(Task details): Work out how many lines of the listing hold "Injection", then state only that count.

(Supplied information):

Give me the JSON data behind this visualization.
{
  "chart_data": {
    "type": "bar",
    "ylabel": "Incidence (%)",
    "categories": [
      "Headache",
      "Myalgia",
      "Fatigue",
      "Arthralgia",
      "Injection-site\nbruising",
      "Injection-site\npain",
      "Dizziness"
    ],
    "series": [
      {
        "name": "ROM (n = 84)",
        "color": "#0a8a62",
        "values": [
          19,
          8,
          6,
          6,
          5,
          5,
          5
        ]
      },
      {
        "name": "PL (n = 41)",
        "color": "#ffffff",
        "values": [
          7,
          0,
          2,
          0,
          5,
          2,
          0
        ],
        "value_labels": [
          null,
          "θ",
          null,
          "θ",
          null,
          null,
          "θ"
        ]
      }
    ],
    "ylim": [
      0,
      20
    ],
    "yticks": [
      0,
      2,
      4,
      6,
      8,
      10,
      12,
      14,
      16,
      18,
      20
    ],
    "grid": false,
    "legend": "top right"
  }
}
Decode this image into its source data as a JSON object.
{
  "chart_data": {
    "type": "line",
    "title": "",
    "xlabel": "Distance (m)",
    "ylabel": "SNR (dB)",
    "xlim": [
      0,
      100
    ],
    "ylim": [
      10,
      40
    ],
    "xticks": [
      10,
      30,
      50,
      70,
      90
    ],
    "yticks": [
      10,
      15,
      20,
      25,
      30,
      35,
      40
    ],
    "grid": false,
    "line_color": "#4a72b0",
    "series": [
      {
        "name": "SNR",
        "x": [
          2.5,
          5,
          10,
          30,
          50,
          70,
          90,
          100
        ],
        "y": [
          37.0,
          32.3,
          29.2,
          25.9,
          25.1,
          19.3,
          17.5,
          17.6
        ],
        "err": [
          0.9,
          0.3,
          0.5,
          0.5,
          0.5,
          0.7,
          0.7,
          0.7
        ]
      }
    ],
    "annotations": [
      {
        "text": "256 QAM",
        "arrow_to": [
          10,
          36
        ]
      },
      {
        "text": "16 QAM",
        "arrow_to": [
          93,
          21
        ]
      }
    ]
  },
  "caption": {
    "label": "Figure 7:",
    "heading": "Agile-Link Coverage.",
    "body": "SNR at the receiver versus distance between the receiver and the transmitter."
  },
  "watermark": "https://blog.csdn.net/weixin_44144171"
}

(Task result): 2